Exercise requirements: Write out the data again in full, exactly as it reads.

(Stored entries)
- - - - - - -
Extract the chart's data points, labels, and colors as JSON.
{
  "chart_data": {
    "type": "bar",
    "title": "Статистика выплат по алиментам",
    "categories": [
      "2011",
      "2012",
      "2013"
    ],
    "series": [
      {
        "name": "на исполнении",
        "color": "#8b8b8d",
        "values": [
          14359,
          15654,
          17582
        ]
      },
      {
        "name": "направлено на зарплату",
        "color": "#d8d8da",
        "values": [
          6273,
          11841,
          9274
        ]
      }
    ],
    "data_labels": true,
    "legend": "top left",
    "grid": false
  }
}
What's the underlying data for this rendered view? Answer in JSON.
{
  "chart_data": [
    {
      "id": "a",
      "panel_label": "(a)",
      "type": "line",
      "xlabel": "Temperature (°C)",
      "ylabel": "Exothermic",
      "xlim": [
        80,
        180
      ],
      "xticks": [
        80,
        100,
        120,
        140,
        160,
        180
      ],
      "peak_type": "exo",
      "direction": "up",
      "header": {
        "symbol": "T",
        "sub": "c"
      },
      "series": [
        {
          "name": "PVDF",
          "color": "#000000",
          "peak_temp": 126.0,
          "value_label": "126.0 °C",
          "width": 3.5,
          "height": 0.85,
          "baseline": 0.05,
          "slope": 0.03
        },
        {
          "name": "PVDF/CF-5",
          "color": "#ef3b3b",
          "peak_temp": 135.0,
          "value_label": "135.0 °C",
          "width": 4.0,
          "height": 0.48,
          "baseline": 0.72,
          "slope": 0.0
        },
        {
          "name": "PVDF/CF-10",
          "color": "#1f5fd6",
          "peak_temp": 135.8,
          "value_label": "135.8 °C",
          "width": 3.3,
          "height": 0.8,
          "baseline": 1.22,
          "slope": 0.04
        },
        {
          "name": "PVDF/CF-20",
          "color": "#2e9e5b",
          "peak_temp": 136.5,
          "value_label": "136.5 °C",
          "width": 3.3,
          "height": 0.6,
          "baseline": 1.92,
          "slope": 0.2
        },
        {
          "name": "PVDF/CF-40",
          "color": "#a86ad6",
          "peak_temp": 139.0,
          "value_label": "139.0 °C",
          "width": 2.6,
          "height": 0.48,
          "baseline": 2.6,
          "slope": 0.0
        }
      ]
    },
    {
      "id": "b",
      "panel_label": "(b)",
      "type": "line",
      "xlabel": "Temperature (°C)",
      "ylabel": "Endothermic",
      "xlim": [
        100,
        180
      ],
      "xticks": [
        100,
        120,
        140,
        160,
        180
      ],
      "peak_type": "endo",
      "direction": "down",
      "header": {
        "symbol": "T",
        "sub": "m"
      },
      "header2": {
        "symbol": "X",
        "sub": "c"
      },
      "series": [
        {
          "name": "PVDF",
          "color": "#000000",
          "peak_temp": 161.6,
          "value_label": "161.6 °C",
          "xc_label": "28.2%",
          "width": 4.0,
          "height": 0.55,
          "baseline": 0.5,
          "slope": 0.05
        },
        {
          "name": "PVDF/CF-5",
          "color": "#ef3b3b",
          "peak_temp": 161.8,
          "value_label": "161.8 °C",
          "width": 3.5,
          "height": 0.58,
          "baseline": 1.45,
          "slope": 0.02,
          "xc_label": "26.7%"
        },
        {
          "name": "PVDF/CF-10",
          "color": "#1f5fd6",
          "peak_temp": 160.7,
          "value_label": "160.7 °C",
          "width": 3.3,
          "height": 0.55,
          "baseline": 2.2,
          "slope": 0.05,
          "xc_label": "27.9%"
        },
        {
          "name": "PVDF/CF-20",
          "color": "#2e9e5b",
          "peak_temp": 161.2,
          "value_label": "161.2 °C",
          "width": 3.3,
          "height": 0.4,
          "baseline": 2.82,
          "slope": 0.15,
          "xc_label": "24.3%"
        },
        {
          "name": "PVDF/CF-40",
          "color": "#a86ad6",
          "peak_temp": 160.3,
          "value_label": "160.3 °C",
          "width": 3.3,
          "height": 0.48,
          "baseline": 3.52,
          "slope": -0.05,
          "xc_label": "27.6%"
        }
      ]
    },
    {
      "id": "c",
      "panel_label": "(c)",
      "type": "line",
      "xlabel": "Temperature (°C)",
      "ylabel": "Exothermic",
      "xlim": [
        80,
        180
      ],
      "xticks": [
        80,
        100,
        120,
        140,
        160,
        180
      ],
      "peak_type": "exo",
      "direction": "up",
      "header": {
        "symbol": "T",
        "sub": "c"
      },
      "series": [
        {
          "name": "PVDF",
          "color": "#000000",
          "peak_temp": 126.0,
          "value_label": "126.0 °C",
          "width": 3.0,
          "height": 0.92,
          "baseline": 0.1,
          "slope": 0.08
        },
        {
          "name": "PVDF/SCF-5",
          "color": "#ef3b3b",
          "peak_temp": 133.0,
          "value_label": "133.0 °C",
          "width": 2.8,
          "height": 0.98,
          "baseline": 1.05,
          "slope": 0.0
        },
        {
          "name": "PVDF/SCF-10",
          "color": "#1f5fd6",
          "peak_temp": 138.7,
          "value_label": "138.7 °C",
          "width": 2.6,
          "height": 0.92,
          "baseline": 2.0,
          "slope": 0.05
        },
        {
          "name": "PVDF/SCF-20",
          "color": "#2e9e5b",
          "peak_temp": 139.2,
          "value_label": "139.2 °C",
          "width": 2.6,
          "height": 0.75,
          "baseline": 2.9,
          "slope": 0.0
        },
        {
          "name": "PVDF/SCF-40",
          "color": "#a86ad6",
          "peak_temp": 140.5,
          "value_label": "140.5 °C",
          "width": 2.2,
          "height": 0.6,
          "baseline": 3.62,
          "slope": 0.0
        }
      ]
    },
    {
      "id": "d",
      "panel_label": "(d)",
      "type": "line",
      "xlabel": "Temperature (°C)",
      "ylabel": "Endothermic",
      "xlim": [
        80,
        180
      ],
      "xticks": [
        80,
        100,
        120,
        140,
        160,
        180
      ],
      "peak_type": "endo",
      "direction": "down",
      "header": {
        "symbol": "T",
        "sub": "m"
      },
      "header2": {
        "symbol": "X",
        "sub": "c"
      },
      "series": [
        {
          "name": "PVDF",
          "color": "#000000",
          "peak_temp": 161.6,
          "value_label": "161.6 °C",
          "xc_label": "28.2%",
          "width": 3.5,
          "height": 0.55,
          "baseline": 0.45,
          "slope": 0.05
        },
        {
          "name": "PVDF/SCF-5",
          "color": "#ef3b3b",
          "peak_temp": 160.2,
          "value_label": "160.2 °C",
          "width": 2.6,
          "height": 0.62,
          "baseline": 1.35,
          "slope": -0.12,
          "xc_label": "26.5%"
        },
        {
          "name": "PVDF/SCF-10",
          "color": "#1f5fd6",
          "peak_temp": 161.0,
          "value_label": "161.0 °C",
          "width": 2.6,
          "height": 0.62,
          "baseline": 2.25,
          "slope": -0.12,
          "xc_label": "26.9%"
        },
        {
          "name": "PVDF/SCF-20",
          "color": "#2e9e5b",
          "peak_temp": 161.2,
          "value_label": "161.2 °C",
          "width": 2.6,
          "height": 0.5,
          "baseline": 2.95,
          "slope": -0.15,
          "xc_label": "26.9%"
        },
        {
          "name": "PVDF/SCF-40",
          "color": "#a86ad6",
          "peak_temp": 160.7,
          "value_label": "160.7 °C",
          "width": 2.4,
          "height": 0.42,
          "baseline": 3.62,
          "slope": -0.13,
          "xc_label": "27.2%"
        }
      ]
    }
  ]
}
- - - - - - -
Solution:
Extract the chart's data points, labels, and colors as JSON.
{
  "chart_data": {
    "type": "bar",
    "title": "Статистика выплат по алиментам",
    "categories": [
      "2011",
      "2012",
      "2013"
    ],
    "series": [
      {
        "name": "на исполнении",
        "color": "#8b8b8d",
        "values": [
          14359,
          15654,
          17582
        ]
      },
      {
        "name": "направлено на зарплату",
        "color": "#d8d8da",
        "values": [
          6273,
          11841,
          9274
        ]
      }
    ],
    "data_labels": true,
    "legend": "top left",
    "grid": false
  }
}
What's the underlying data for this rendered view? Answer in JSON.
{
  "chart_data": [
    {
      "id": "a",
      "panel_label": "(a)",
      "type": "line",
      "xlabel": "Temperature (°C)",
      "ylabel": "Exothermic",
      "xlim": [
        80,
        180
      ],
      "xticks": [
        80,
        100,
        120,
        140,
        160,
        180
      ],
      "peak_type": "exo",
      "direction": "up",
      "header": {
        "symbol": "T",
        "sub": "c"
      },
      "series": [
        {
          "name": "PVDF",
          "color": "#000000",
          "peak_temp": 126.0,
          "value_label": "126.0 °C",
          "width": 3.5,
          "height": 0.85,
          "baseline": 0.05,
          "slope": 0.03
        },
        {
          "name": "PVDF/CF-5",
          "color": "#ef3b3b",
          "peak_temp": 135.0,
          "value_label": "135.0 °C",
          "width": 4.0,
          "height": 0.48,
          "baseline": 0.72,
          "slope": 0.0
        },
        {
          "name": "PVDF/CF-10",
          "color": "#1f5fd6",
          "peak_temp": 135.8,
          "value_label": "135.8 °C",
          "width": 3.3,
          "height": 0.8,
          "baseline": 1.22,
          "slope": 0.04
        },
        {
          "name": "PVDF/CF-20",
          "color": "#2e9e5b",
          "peak_temp": 136.5,
          "value_label": "136.5 °C",
          "width": 3.3,
          "height": 0.6,
          "baseline": 1.92,
          "slope": 0.2
        },
        {
          "name": "PVDF/CF-40",
          "color": "#a86ad6",
          "peak_temp": 139.0,
          "value_label": "139.0 °C",
          "width": 2.6,
          "height": 0.48,
          "baseline": 2.6,
          "slope": 0.0
        }
      ]
    },
    {
      "id": "b",
      "panel_label": "(b)",
      "type": "line",
      "xlabel": "Temperature (°C)",
      "ylabel": "Endothermic",
      "xlim": [
        100,
        180
      ],
      "xticks": [
        100,
        120,
        140,
        160,
        180
      ],
      "peak_type": "endo",
      "direction": "down",
      "header": {
        "symbol": "T",
        "sub": "m"
      },
      "header2": {
        "symbol": "X",
        "sub": "c"
      },
      "series": [
        {
          "name": "PVDF",
          "color": "#000000",
          "peak_temp": 161.6,
          "value_label": "161.6 °C",
          "xc_label": "28.2%",
          "width": 4.0,
          "height": 0.55,
          "baseline": 0.5,
          "slope": 0.05
        },
        {
          "name": "PVDF/CF-5",
          "color": "#ef3b3b",
          "peak_temp": 161.8,
          "value_label": "161.8 °C",
          "width": 3.5,
          "height": 0.58,
          "baseline": 1.45,
          "slope": 0.02,
          "xc_label": "26.7%"
        },
        {
          "name": "PVDF/CF-10",
          "color": "#1f5fd6",
          "peak_temp": 160.7,
          "value_label": "160.7 °C",
          "width": 3.3,
          "height": 0.55,
          "baseline": 2.2,
          "slope": 0.05,
          "xc_label": "27.9%"
        },
        {
          "name": "PVDF/CF-20",
          "color": "#2e9e5b",
          "peak_temp": 161.2,
          "value_label": "161.2 °C",
          "width": 3.3,
          "height": 0.4,
          "baseline": 2.82,
          "slope": 0.15,
          "xc_label": "24.3%"
        },
        {
          "name": "PVDF/CF-40",
          "color": "#a86ad6",
          "peak_temp": 160.3,
          "value_label": "160.3 °C",
          "width": 3.3,
          "height": 0.48,
          "baseline": 3.52,
          "slope": -0.05,
          "xc_label": "27.6%"
        }
      ]
    },
    {
      "id": "c",
      "panel_label": "(c)",
      "type": "line",
      "xlabel": "Temperature (°C)",
      "ylabel": "Exothermic",
      "xlim": [
        80,
        180
      ],
      "xticks": [
        80,
        100,
        120,
        140,
        160,
        180
      ],
      "peak_type": "exo",
      "direction": "up",
      "header": {
        "symbol": "T",
        "sub": "c"
      },
      "series": [
        {
          "name": "PVDF",
          "color": "#000000",
          "peak_temp": 126.0,
          "value_label": "126.0 °C",
          "width": 3.0,
          "height": 0.92,
          "baseline": 0.1,
          "slope": 0.08
        },
        {
          "name": "PVDF/SCF-5",
          "color": "#ef3b3b",
          "peak_temp": 133.0,
          "value_label": "133.0 °C",
          "width": 2.8,
          "height": 0.98,
          "baseline": 1.05,
          "slope": 0.0
        },
        {
          "name": "PVDF/SCF-10",
          "color": "#1f5fd6",
          "peak_temp": 138.7,
          "value_label": "138.7 °C",
          "width": 2.6,
          "height": 0.92,
          "baseline": 2.0,
          "slope": 0.05
        },
        {
          "name": "PVDF/SCF-20",
          "color": "#2e9e5b",
          "peak_temp": 139.2,
          "value_label": "139.2 °C",
          "width": 2.6,
          "height": 0.75,
          "baseline": 2.9,
          "slope": 0.0
        },
        {
          "name": "PVDF/SCF-40",
          "color": "#a86ad6",
          "peak_temp": 140.5,
          "value_label": "140.5 °C",
          "width": 2.2,
          "height": 0.6,
          "baseline": 3.62,
          "slope": 0.0
        }
      ]
    },
    {
      "id": "d",
      "panel_label": "(d)",
      "type": "line",
      "xlabel": "Temperature (°C)",
      "ylabel": "Endothermic",
      "xlim": [
        80,
        180
      ],
      "xticks": [
        80,
        100,
        120,
        140,
        160,
        180
      ],
      "peak_type": "endo",
      "direction": "down",
      "header": {
        "symbol": "T",
        "sub": "m"
      },
      "header2": {
        "symbol": "X",
        "sub": "c"
      },
      "series": [
        {
          "name": "PVDF",
          "color": "#000000",
          "peak_temp": 161.6,
          "value_label": "161.6 °C",
          "xc_label": "28.2%",
          "width": 3.5,
          "height": 0.55,
          "baseline": 0.45,
          "slope": 0.05
        },
        {
          "name": "PVDF/SCF-5",
          "color": "#ef3b3b",
          "peak_temp": 160.2,
          "value_label": "160.2 °C",
          "width": 2.6,
          "height": 0.62,
          "baseline": 1.35,
          "slope": -0.12,
          "xc_label": "26.5%"
        },
        {
          "name": "PVDF/SCF-10",
          "color": "#1f5fd6",
          "peak_temp": 161.0,
          "value_label": "161.0 °C",
          "width": 2.6,
          "height": 0.62,
          "baseline": 2.25,
          "slope": -0.12,
          "xc_label": "26.9%"
        },
        {
          "name": "PVDF/SCF-20",
          "color": "#2e9e5b",
          "peak_temp": 161.2,
          "value_label": "161.2 °C",
          "width": 2.6,
          "height": 0.5,
          "baseline": 2.95,
          "slope": -0.15,
          "xc_label": "26.9%"
        },
        {
          "name": "PVDF/SCF-40",
          "color": "#a86ad6",
          "peak_temp": 160.7,
          "value_label": "160.7 °C",
          "width": 2.4,
          "height": 0.42,
          "baseline": 3.62,
          "slope": -0.13,
          "xc_label": "27.2%"
        }
      ]
    }
  ]
}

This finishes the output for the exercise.